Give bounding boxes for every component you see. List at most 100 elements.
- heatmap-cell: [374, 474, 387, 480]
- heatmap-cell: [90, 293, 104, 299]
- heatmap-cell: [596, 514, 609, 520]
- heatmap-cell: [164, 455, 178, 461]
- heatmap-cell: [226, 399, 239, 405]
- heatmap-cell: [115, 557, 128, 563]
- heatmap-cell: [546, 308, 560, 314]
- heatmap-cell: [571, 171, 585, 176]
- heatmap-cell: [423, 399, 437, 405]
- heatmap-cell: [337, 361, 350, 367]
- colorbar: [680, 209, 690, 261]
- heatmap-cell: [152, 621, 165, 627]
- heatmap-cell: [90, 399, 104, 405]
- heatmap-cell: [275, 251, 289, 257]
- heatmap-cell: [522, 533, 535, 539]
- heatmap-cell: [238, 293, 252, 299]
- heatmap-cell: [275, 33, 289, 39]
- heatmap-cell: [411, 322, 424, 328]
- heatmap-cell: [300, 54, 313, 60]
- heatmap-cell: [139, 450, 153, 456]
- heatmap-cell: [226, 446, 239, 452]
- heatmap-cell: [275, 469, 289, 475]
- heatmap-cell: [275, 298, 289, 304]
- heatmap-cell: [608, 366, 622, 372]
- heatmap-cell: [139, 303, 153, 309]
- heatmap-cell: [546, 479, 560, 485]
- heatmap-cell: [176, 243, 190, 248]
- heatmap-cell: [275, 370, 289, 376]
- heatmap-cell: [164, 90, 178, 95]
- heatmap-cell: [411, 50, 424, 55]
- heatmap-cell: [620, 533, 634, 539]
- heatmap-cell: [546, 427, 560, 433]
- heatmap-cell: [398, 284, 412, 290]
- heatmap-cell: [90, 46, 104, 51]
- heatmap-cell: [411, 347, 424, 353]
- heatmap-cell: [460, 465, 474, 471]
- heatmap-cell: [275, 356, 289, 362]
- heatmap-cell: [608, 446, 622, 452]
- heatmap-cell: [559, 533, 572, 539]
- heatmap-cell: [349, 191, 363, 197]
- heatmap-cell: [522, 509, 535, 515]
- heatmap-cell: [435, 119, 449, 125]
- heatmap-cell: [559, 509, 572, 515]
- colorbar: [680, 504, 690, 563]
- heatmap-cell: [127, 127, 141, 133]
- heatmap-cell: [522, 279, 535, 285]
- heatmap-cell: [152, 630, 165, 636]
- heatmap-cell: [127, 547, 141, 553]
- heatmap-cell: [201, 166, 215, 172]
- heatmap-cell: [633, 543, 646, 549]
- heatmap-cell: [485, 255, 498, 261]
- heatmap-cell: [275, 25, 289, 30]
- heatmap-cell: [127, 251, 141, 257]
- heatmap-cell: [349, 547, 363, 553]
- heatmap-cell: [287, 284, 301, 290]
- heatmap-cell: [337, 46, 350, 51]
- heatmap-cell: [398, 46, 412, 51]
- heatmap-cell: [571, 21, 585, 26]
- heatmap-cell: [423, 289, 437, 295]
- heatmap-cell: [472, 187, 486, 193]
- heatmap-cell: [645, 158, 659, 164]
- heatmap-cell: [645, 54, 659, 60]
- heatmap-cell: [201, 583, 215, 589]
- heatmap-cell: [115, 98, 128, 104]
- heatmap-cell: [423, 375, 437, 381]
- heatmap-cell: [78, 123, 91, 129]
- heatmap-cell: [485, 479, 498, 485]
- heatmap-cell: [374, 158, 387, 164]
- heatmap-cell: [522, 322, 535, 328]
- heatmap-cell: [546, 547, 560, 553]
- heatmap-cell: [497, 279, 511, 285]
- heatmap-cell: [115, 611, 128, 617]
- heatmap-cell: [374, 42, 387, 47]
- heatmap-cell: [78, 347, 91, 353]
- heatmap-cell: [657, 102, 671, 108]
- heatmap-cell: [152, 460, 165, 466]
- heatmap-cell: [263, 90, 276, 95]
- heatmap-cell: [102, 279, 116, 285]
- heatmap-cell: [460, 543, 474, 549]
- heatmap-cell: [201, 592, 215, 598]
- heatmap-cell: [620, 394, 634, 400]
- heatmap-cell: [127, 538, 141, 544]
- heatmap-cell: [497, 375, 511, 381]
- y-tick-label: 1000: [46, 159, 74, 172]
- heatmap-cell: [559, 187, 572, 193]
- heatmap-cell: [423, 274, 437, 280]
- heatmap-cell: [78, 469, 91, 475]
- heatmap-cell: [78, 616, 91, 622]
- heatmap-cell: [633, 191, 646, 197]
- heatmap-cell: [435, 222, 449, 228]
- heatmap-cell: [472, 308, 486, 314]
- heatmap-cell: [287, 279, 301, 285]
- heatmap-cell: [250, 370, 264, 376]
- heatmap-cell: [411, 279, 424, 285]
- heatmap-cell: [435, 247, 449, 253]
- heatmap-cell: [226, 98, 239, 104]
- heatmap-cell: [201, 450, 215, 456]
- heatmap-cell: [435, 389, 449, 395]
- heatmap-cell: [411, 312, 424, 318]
::::::
### Task objective
Pick out every line in the records that has the word "colorbar" and copy each of those lines in full.

### Exercise result
- colorbar: [680, 209, 690, 261]
- colorbar: [680, 504, 690, 563]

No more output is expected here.